▶ **REQUIREMENT**: Scan the listing and work out how many lines contain the word "with". Nothing but the number should be given.
[MATERIAL FOR THE TASK start]
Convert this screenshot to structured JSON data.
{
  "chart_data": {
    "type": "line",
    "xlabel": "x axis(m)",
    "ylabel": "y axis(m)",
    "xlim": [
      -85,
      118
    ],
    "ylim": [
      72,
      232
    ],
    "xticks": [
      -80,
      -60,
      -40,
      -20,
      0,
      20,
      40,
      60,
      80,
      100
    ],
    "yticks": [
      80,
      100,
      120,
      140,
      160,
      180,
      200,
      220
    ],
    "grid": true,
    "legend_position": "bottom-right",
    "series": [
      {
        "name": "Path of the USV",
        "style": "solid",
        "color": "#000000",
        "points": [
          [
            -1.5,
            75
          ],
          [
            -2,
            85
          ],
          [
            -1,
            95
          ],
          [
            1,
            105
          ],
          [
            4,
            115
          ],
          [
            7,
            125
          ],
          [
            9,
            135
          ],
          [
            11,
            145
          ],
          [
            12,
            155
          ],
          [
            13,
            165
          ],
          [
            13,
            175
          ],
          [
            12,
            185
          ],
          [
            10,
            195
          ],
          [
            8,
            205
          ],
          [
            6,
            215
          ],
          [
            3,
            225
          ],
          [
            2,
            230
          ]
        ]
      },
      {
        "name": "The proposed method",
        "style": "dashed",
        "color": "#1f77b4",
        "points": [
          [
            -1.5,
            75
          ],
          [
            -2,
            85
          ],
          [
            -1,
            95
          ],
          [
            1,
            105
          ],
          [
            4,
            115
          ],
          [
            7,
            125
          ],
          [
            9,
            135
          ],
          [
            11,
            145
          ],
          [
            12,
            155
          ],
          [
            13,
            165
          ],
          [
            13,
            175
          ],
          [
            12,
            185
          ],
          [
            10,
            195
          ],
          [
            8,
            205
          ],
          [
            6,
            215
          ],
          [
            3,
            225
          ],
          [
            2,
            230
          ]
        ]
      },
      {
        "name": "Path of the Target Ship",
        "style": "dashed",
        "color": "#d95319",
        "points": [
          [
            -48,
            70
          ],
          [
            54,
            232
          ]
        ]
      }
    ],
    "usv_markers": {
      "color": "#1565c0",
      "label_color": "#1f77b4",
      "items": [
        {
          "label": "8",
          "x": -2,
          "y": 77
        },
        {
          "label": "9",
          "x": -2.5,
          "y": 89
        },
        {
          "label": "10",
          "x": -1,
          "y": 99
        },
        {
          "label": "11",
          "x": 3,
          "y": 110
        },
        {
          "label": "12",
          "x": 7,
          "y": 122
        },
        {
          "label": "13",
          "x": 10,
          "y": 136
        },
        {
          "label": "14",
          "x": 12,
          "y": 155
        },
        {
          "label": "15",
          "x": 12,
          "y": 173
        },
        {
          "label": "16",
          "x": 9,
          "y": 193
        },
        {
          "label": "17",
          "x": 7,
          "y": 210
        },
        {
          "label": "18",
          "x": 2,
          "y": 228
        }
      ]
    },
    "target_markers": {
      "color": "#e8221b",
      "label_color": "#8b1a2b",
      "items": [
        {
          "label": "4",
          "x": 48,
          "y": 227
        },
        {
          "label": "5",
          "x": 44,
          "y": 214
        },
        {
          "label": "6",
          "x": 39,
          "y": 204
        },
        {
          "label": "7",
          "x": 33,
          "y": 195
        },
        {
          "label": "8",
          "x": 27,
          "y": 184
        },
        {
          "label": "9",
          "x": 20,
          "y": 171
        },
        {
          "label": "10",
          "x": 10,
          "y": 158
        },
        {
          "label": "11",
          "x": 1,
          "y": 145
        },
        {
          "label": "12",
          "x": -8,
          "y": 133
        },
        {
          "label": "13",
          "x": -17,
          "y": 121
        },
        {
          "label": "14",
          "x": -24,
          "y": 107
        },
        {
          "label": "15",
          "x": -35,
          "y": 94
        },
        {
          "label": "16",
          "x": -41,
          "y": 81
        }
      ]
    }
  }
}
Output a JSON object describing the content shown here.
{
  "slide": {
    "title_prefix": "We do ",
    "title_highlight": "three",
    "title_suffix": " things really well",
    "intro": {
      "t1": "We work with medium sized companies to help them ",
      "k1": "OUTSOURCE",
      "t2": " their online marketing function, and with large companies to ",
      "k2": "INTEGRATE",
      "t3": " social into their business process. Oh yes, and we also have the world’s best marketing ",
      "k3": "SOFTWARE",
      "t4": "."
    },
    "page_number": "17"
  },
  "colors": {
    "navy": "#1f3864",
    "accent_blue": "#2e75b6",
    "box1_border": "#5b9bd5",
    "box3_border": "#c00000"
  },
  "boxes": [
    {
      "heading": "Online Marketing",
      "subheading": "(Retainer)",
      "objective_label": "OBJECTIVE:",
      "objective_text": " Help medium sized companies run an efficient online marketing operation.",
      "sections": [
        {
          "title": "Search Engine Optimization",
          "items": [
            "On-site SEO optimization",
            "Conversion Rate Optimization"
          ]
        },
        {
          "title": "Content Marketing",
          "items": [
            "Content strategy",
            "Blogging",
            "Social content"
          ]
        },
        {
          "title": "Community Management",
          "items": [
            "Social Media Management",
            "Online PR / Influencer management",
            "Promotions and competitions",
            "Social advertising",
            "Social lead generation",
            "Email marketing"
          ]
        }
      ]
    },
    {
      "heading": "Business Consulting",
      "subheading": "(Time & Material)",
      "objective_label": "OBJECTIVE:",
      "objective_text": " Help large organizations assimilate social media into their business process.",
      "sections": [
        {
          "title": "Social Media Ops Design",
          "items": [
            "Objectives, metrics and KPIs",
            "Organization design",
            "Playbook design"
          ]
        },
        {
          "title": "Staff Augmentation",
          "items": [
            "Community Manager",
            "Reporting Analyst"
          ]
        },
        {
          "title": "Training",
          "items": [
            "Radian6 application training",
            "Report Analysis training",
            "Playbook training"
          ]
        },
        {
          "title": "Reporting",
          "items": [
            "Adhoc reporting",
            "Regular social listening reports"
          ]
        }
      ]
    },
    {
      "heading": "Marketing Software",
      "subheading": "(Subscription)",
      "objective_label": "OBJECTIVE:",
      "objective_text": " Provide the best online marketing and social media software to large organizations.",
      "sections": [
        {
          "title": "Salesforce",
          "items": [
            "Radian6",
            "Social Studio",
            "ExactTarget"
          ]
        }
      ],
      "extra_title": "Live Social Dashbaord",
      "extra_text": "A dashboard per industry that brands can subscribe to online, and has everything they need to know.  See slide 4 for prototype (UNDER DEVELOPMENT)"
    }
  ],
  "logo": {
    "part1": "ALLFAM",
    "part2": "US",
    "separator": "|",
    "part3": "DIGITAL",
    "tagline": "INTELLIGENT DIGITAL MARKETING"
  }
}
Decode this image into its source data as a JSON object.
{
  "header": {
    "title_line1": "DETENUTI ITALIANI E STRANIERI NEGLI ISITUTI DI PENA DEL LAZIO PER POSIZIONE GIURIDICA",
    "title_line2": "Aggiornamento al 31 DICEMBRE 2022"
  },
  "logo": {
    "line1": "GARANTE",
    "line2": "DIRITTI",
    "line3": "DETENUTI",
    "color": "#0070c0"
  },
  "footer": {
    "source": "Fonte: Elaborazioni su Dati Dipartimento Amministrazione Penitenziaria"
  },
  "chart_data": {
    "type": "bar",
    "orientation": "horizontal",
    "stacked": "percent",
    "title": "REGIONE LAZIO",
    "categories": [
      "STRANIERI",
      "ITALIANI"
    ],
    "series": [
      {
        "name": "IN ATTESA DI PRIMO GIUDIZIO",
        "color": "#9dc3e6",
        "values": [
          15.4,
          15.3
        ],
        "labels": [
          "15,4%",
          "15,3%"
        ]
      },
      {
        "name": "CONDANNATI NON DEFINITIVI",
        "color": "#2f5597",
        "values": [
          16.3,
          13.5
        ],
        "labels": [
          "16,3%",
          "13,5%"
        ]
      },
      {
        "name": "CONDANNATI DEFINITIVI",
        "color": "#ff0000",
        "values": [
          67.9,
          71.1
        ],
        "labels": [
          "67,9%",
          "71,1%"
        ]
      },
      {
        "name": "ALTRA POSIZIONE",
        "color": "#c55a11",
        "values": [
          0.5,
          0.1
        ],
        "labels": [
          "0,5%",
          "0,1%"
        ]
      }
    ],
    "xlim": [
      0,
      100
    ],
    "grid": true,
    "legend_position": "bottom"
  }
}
[MATERIAL FOR THE TASK end]
▶ **EXERCISE RESPONSE**: 2